#### Data to use ####
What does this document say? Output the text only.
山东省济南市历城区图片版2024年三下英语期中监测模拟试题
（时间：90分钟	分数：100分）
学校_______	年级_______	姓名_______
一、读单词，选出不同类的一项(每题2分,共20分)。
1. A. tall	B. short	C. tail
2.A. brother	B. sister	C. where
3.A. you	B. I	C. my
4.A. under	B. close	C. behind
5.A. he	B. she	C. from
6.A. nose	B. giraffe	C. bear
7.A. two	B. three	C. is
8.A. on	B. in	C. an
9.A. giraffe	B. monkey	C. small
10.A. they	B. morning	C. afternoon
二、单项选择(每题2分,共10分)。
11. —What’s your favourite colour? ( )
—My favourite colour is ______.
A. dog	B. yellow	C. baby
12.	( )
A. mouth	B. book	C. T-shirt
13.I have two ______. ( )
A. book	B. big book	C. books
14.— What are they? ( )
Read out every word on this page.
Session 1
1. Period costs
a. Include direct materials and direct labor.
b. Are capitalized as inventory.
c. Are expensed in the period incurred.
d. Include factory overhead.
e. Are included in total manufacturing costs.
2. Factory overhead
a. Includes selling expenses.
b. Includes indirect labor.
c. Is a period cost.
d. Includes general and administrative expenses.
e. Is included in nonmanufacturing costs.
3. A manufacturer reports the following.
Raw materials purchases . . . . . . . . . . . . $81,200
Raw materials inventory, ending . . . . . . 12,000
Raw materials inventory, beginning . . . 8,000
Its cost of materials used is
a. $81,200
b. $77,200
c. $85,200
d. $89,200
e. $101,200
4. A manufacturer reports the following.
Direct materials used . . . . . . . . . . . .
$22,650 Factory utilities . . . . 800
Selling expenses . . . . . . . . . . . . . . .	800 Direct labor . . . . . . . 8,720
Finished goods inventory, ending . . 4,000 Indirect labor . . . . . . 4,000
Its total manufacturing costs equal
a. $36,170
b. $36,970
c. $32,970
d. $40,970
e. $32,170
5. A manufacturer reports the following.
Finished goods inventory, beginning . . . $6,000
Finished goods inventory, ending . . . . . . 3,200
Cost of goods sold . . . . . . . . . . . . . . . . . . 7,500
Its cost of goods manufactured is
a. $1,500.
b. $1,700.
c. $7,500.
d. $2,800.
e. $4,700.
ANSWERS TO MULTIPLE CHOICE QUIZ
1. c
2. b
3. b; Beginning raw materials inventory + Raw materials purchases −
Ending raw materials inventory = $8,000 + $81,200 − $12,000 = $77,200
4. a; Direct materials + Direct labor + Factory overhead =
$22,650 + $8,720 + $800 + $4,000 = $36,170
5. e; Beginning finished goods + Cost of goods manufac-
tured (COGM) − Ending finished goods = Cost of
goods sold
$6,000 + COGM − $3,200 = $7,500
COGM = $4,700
####
*Brief*:
Write the data back out verbatim.

*Exercise output*:
What does this document say? Output the text only.
山东省济南市历城区图片版2024年三下英语期中监测模拟试题
（时间：90分钟	分数：100分）
学校_______	年级_______	姓名_______
一、读单词，选出不同类的一项(每题2分,共20分)。
1. A. tall	B. short	C. tail
2.A. brother	B. sister	C. where
3.A. you	B. I	C. my
4.A. under	B. close	C. behind
5.A. he	B. she	C. from
6.A. nose	B. giraffe	C. bear
7.A. two	B. three	C. is
8.A. on	B. in	C. an
9.A. giraffe	B. monkey	C. small
10.A. they	B. morning	C. afternoon
二、单项选择(每题2分,共10分)。
11. —What’s your favourite colour? ( )
—My favourite colour is ______.
A. dog	B. yellow	C. baby
12.	( )
A. mouth	B. book	C. T-shirt
13.I have two ______. ( )
A. book	B. big book	C. books
14.— What are they? ( )
Read out every word on this page.
Session 1
1. Period costs
a. Include direct materials and direct labor.
b. Are capitalized as inventory.
c. Are expensed in the period incurred.
d. Include factory overhead.
e. Are included in total manufacturing costs.
2. Factory overhead
a. Includes selling expenses.
b. Includes indirect labor.
c. Is a period cost.
d. Includes general and administrative expenses.
e. Is included in nonmanufacturing costs.
3. A manufacturer reports the following.
Raw materials purchases . . . . . . . . . . . . $81,200
Raw materials inventory, ending . . . . . . 12,000
Raw materials inventory, beginning . . . 8,000
Its cost of materials used is
a. $81,200
b. $77,200
c. $85,200
d. $89,200
e. $101,200
4. A manufacturer reports the following.
Direct materials used . . . . . . . . . . . .
$22,650 Factory utilities . . . . 800
Selling expenses . . . . . . . . . . . . . . .	800 Direct labor . . . . . . . 8,720
Finished goods inventory, ending . . 4,000 Indirect labor . . . . . . 4,000
Its total manufacturing costs equal
a. $36,170
b. $36,970
c. $32,970
d. $40,970
e. $32,170
5. A manufacturer reports the following.
Finished goods inventory, beginning . . . $6,000
Finished goods inventory, ending . . . . . . 3,200
Cost of goods sold . . . . . . . . . . . . . . . . . . 7,500
Its cost of goods manufactured is
a. $1,500.
b. $1,700.
c. $7,500.
d. $2,800.
e. $4,700.
ANSWERS TO MULTIPLE CHOICE QUIZ
1. c
2. b
3. b; Beginning raw materials inventory + Raw materials purchases −
Ending raw materials inventory = $8,000 + $81,200 − $12,000 = $77,200
4. a; Direct materials + Direct labor + Factory overhead =
$22,650 + $8,720 + $800 + $4,000 = $36,170
5. e; Beginning finished goods + Cost of goods manufac-
tured (COGM) − Ending finished goods = Cost of
goods sold
$6,000 + COGM − $3,200 = $7,500
COGM = $4,700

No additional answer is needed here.